'''

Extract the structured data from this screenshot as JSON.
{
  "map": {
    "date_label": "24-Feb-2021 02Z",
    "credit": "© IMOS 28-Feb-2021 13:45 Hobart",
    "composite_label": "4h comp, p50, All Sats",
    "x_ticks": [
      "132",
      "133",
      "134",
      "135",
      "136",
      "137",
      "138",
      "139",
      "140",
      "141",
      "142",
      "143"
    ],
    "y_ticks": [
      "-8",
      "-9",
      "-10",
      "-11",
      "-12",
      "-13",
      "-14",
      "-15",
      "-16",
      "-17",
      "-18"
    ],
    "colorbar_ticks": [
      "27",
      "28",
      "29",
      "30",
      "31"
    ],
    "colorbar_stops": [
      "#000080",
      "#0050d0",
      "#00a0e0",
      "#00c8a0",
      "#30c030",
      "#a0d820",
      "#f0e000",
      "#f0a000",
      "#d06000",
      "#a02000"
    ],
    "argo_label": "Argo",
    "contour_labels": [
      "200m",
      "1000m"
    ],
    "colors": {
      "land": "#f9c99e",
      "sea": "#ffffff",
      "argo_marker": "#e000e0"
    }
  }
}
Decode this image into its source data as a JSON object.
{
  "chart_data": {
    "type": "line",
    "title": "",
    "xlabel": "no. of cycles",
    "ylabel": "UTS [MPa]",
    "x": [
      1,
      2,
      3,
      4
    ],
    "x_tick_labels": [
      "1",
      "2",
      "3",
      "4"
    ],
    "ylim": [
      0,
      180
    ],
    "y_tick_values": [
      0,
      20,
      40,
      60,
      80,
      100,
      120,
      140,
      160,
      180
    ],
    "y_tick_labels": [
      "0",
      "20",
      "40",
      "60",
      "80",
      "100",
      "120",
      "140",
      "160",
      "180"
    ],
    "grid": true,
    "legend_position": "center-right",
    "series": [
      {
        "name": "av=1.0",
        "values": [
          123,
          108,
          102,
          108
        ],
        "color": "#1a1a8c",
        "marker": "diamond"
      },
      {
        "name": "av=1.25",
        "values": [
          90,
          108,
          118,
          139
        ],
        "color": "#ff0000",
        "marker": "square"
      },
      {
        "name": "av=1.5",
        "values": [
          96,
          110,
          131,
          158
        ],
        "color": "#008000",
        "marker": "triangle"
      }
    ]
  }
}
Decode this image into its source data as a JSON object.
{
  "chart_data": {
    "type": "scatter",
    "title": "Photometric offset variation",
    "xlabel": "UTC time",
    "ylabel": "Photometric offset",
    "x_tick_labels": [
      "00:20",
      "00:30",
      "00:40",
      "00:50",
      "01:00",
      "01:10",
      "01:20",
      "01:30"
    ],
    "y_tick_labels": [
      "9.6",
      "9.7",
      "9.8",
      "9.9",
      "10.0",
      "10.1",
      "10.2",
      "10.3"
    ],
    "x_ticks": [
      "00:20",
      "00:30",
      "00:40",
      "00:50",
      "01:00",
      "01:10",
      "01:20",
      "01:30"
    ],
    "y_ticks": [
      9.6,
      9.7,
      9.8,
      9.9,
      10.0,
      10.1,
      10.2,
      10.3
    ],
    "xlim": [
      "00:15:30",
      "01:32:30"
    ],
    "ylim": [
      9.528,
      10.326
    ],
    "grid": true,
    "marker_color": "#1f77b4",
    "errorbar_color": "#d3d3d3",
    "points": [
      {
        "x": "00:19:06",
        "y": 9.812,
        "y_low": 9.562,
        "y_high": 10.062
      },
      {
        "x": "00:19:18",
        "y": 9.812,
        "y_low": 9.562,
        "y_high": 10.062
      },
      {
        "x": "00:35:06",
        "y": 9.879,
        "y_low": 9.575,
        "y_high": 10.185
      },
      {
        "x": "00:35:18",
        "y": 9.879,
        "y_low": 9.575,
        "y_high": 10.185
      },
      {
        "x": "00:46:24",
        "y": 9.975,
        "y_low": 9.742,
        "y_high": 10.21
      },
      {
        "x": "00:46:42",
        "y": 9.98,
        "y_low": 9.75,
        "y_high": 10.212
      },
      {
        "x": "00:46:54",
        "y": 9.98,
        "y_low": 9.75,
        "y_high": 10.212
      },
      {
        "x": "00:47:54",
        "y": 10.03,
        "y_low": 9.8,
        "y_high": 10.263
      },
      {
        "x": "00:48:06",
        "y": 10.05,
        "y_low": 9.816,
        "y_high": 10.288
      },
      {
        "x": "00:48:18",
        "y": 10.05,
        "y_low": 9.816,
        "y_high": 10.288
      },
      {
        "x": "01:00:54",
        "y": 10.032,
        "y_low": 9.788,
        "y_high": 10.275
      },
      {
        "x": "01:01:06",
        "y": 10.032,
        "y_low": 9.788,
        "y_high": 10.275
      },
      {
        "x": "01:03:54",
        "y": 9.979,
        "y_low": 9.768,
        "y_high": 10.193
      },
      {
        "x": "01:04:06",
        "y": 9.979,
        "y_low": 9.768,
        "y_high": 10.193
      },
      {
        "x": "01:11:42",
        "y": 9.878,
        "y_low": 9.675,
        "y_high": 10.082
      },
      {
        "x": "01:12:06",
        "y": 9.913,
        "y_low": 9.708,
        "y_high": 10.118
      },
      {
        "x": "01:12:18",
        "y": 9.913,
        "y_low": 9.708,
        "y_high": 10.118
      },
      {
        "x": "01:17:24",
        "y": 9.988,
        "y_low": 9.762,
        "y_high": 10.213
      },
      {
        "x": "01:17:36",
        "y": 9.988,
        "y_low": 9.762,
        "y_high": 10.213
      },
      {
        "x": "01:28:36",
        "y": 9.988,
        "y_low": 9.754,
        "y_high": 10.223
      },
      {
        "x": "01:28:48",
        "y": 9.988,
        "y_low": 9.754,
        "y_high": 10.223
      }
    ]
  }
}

'''

[Task brief]: The records above must be output exactly, in full.

[Result for this task]:
Extract the structured data from this screenshot as JSON.
{
  "map": {
    "date_label": "24-Feb-2021 02Z",
    "credit": "© IMOS 28-Feb-2021 13:45 Hobart",
    "composite_label": "4h comp, p50, All Sats",
    "x_ticks": [
      "132",
      "133",
      "134",
      "135",
      "136",
      "137",
      "138",
      "139",
      "140",
      "141",
      "142",
      "143"
    ],
    "y_ticks": [
      "-8",
      "-9",
      "-10",
      "-11",
      "-12",
      "-13",
      "-14",
      "-15",
      "-16",
      "-17",
      "-18"
    ],
    "colorbar_ticks": [
      "27",
      "28",
      "29",
      "30",
      "31"
    ],
    "colorbar_stops": [
      "#000080",
      "#0050d0",
      "#00a0e0",
      "#00c8a0",
      "#30c030",
      "#a0d820",
      "#f0e000",
      "#f0a000",
      "#d06000",
      "#a02000"
    ],
    "argo_label": "Argo",
    "contour_labels": [
      "200m",
      "1000m"
    ],
    "colors": {
      "land": "#f9c99e",
      "sea": "#ffffff",
      "argo_marker": "#e000e0"
    }
  }
}
Decode this image into its source data as a JSON object.
{
  "chart_data": {
    "type": "line",
    "title": "",
    "xlabel": "no. of cycles",
    "ylabel": "UTS [MPa]",
    "x": [
      1,
      2,
      3,
      4
    ],
    "x_tick_labels": [
      "1",
      "2",
      "3",
      "4"
    ],
    "ylim": [
      0,
      180
    ],
    "y_tick_values": [
      0,
      20,
      40,
      60,
      80,
      100,
      120,
      140,
      160,
      180
    ],
    "y_tick_labels": [
      "0",
      "20",
      "40",
      "60",
      "80",
      "100",
      "120",
      "140",
      "160",
      "180"
    ],
    "grid": true,
    "legend_position": "center-right",
    "series": [
      {
        "name": "av=1.0",
        "values": [
          123,
          108,
          102,
          108
        ],
        "color": "#1a1a8c",
        "marker": "diamond"
      },
      {
        "name": "av=1.25",
        "values": [
          90,
          108,
          118,
          139
        ],
        "color": "#ff0000",
        "marker": "square"
      },
      {
        "name": "av=1.5",
        "values": [
          96,
          110,
          131,
          158
        ],
        "color": "#008000",
        "marker": "triangle"
      }
    ]
  }
}
Decode this image into its source data as a JSON object.
{
  "chart_data": {
    "type": "scatter",
    "title": "Photometric offset variation",
    "xlabel": "UTC time",
    "ylabel": "Photometric offset",
    "x_tick_labels": [
      "00:20",
      "00:30",
      "00:40",
      "00:50",
      "01:00",
      "01:10",
      "01:20",
      "01:30"
    ],
    "y_tick_labels": [
      "9.6",
      "9.7",
      "9.8",
      "9.9",
      "10.0",
      "10.1",
      "10.2",
      "10.3"
    ],
    "x_ticks": [
      "00:20",
      "00:30",
      "00:40",
      "00:50",
      "01:00",
      "01:10",
      "01:20",
      "01:30"
    ],
    "y_ticks": [
      9.6,
      9.7,
      9.8,
      9.9,
      10.0,
      10.1,
      10.2,
      10.3
    ],
    "xlim": [
      "00:15:30",
      "01:32:30"
    ],
    "ylim": [
      9.528,
      10.326
    ],
    "grid": true,
    "marker_color": "#1f77b4",
    "errorbar_color": "#d3d3d3",
    "points": [
      {
        "x": "00:19:06",
        "y": 9.812,
        "y_low": 9.562,
        "y_high": 10.062
      },
      {
        "x": "00:19:18",
        "y": 9.812,
        "y_low": 9.562,
        "y_high": 10.062
      },
      {
        "x": "00:35:06",
        "y": 9.879,
        "y_low": 9.575,
        "y_high": 10.185
      },
      {
        "x": "00:35:18",
        "y": 9.879,
        "y_low": 9.575,
        "y_high": 10.185
      },
      {
        "x": "00:46:24",
        "y": 9.975,
        "y_low": 9.742,
        "y_high": 10.21
      },
      {
        "x": "00:46:42",
        "y": 9.98,
        "y_low": 9.75,
        "y_high": 10.212
      },
      {
        "x": "00:46:54",
        "y": 9.98,
        "y_low": 9.75,
        "y_high": 10.212
      },
      {
        "x": "00:47:54",
        "y": 10.03,
        "y_low": 9.8,
        "y_high": 10.263
      },
      {
        "x": "00:48:06",
        "y": 10.05,
        "y_low": 9.816,
        "y_high": 10.288
      },
      {
        "x": "00:48:18",
        "y": 10.05,
        "y_low": 9.816,
        "y_high": 10.288
      },
      {
        "x": "01:00:54",
        "y": 10.032,
        "y_low": 9.788,
        "y_high": 10.275
      },
      {
        "x": "01:01:06",
        "y": 10.032,
        "y_low": 9.788,
        "y_high": 10.275
      },
      {
        "x": "01:03:54",
        "y": 9.979,
        "y_low": 9.768,
        "y_high": 10.193
      },
      {
        "x": "01:04:06",
        "y": 9.979,
        "y_low": 9.768,
        "y_high": 10.193
      },
      {
        "x": "01:11:42",
        "y": 9.878,
        "y_low": 9.675,
        "y_high": 10.082
      },
      {
        "x": "01:12:06",
        "y": 9.913,
        "y_low": 9.708,
        "y_high": 10.118
      },
      {
        "x": "01:12:18",
        "y": 9.913,
        "y_low": 9.708,
        "y_high": 10.118
      },
      {
        "x": "01:17:24",
        "y": 9.988,
        "y_low": 9.762,
        "y_high": 10.213
      },
      {
        "x": "01:17:36",
        "y": 9.988,
        "y_low": 9.762,
        "y_high": 10.213
      },
      {
        "x": "01:28:36",
        "y": 9.988,
        "y_low": 9.754,
        "y_high": 10.223
      },
      {
        "x": "01:28:48",
        "y": 9.988,
        "y_low": 9.754,
        "y_high": 10.223
      }
    ]
  }
}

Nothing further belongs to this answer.